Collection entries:
'''
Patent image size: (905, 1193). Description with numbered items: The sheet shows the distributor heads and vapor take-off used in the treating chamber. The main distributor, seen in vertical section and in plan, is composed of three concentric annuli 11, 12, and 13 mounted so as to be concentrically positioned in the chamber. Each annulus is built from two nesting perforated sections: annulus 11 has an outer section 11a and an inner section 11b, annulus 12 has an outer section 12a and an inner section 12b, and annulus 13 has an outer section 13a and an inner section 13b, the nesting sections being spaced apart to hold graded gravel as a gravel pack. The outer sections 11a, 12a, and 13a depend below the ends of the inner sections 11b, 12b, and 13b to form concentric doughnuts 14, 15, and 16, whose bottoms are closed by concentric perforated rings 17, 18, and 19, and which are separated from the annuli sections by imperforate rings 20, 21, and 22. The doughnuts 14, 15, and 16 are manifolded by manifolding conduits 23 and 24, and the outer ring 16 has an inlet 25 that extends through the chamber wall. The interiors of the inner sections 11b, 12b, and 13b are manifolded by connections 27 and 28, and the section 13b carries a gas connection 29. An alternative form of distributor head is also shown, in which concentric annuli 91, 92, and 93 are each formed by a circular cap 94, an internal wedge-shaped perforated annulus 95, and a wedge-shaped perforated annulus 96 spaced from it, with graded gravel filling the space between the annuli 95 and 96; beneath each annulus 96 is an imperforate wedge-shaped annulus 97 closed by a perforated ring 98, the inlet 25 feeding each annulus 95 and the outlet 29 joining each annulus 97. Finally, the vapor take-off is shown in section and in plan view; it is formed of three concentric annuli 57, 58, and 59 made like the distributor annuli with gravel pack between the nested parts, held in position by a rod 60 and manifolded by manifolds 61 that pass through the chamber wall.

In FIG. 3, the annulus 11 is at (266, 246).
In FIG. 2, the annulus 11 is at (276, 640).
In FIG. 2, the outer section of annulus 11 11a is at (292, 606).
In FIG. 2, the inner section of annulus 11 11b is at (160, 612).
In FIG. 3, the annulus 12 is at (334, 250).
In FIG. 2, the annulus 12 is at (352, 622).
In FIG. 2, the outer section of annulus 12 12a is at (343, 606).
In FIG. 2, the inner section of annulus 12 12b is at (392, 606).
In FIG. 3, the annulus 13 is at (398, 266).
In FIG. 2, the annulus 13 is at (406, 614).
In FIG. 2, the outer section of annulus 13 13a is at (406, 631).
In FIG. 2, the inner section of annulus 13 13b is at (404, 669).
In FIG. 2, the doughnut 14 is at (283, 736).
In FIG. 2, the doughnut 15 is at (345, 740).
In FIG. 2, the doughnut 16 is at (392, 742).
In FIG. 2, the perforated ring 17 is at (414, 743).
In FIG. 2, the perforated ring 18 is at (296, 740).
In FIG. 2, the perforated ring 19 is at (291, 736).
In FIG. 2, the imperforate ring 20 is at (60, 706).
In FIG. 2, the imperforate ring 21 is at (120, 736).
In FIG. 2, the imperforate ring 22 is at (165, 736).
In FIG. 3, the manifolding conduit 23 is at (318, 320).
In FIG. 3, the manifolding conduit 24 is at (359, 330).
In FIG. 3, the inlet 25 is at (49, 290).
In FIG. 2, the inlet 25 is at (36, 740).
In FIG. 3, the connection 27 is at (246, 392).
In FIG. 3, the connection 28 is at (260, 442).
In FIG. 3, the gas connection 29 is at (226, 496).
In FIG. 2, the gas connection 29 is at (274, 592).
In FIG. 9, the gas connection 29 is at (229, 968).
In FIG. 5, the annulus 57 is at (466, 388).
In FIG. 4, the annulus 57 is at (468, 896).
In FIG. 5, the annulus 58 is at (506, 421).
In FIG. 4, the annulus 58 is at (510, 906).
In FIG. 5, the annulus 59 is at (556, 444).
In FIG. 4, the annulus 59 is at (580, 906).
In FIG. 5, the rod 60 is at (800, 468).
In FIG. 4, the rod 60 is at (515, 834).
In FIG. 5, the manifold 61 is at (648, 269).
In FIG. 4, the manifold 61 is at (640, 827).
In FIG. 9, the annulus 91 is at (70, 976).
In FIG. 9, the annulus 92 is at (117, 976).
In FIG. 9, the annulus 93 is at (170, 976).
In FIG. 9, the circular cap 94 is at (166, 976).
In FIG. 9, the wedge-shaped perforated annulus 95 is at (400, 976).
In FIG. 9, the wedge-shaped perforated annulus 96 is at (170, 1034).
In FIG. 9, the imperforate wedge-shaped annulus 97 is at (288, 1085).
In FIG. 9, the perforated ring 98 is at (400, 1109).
'''
AIM OF THE EXERCISE:
Write out all of the data again, switching "vapor take-off" to "vapor outlet" and leaving everything else unchanged.

SOLUTION FOR THIS EXERCISE:
Patent image size: (905, 1193). Description with numbered items: The sheet shows the distributor heads and vapor outlet used in the treating chamber. The main distributor, seen in vertical section and in plan, is composed of three concentric annuli 11, 12, and 13 mounted so as to be concentrically positioned in the chamber. Each annulus is built from two nesting perforated sections: annulus 11 has an outer section 11a and an inner section 11b, annulus 12 has an outer section 12a and an inner section 12b, and annulus 13 has an outer section 13a and an inner section 13b, the nesting sections being spaced apart to hold graded gravel as a gravel pack. The outer sections 11a, 12a, and 13a depend below the ends of the inner sections 11b, 12b, and 13b to form concentric doughnuts 14, 15, and 16, whose bottoms are closed by concentric perforated rings 17, 18, and 19, and which are separated from the annuli sections by imperforate rings 20, 21, and 22. The doughnuts 14, 15, and 16 are manifolded by manifolding conduits 23 and 24, and the outer ring 16 has an inlet 25 that extends through the chamber wall. The interiors of the inner sections 11b, 12b, and 13b are manifolded by connections 27 and 28, and the section 13b carries a gas connection 29. An alternative form of distributor head is also shown, in which concentric annuli 91, 92, and 93 are each formed by a circular cap 94, an internal wedge-shaped perforated annulus 95, and a wedge-shaped perforated annulus 96 spaced from it, with graded gravel filling the space between the annuli 95 and 96; beneath each annulus 96 is an imperforate wedge-shaped annulus 97 closed by a perforated ring 98, the inlet 25 feeding each annulus 95 and the outlet 29 joining each annulus 97. Finally, the vapor outlet is shown in section and in plan view; it is formed of three concentric annuli 57, 58, and 59 made like the distributor annuli with gravel pack between the nested parts, held in position by a rod 60 and manifolded by manifolds 61 that pass through the chamber wall.

In FIG. 3, the annulus 11 is at (266, 246).
In FIG. 2, the annulus 11 is at (276, 640).
In FIG. 2, the outer section of annulus 11 11a is at (292, 606).
In FIG. 2, the inner section of annulus 11 11b is at (160, 612).
In FIG. 3, the annulus 12 is at (334, 250).
In FIG. 2, the annulus 12 is at (352, 622).
In FIG. 2, the outer section of annulus 12 12a is at (343, 606).
In FIG. 2, the inner section of annulus 12 12b is at (392, 606).
In FIG. 3, the annulus 13 is at (398, 266).
In FIG. 2, the annulus 13 is at (406, 614).
In FIG. 2, the outer section of annulus 13 13a is at (406, 631).
In FIG. 2, the inner section of annulus 13 13b is at (404, 669).
In FIG. 2, the doughnut 14 is at (283, 736).
In FIG. 2, the doughnut 15 is at (345, 740).
In FIG. 2, the doughnut 16 is at (392, 742).
In FIG. 2, the perforated ring 17 is at (414, 743).
In FIG. 2, the perforated ring 18 is at (296, 740).
In FIG. 2, the perforated ring 19 is at (291, 736).
In FIG. 2, the imperforate ring 20 is at (60, 706).
In FIG. 2, the imperforate ring 21 is at (120, 736).
In FIG. 2, the imperforate ring 22 is at (165, 736).
In FIG. 3, the manifolding conduit 23 is at (318, 320).
In FIG. 3, the manifolding conduit 24 is at (359, 330).
In FIG. 3, the inlet 25 is at (49, 290).
In FIG. 2, the inlet 25 is at (36, 740).
In FIG. 3, the connection 27 is at (246, 392).
In FIG. 3, the connection 28 is at (260, 442).
In FIG. 3, the gas connection 29 is at (226, 496).
In FIG. 2, the gas connection 29 is at (274, 592).
In FIG. 9, the gas connection 29 is at (229, 968).
In FIG. 5, the annulus 57 is at (466, 388).
In FIG. 4, the annulus 57 is at (468, 896).
In FIG. 5, the annulus 58 is at (506, 421).
In FIG. 4, the annulus 58 is at (510, 906).
In FIG. 5, the annulus 59 is at (556, 444).
In FIG. 4, the annulus 59 is at (580, 906).
In FIG. 5, the rod 60 is at (800, 468).
In FIG. 4, the rod 60 is at (515, 834).
In FIG. 5, the manifold 61 is at (648, 269).
In FIG. 4, the manifold 61 is at (640, 827).
In FIG. 9, the annulus 91 is at (70, 976).
In FIG. 9, the annulus 92 is at (117, 976).
In FIG. 9, the annulus 93 is at (170, 976).
In FIG. 9, the circular cap 94 is at (166, 976).
In FIG. 9, the wedge-shaped perforated annulus 95 is at (400, 976).
In FIG. 9, the wedge-shaped perforated annulus 96 is at (170, 1034).
In FIG. 9, the imperforate wedge-shaped annulus 97 is at (288, 1085).
In FIG. 9, the perforated ring 98 is at (400, 1109).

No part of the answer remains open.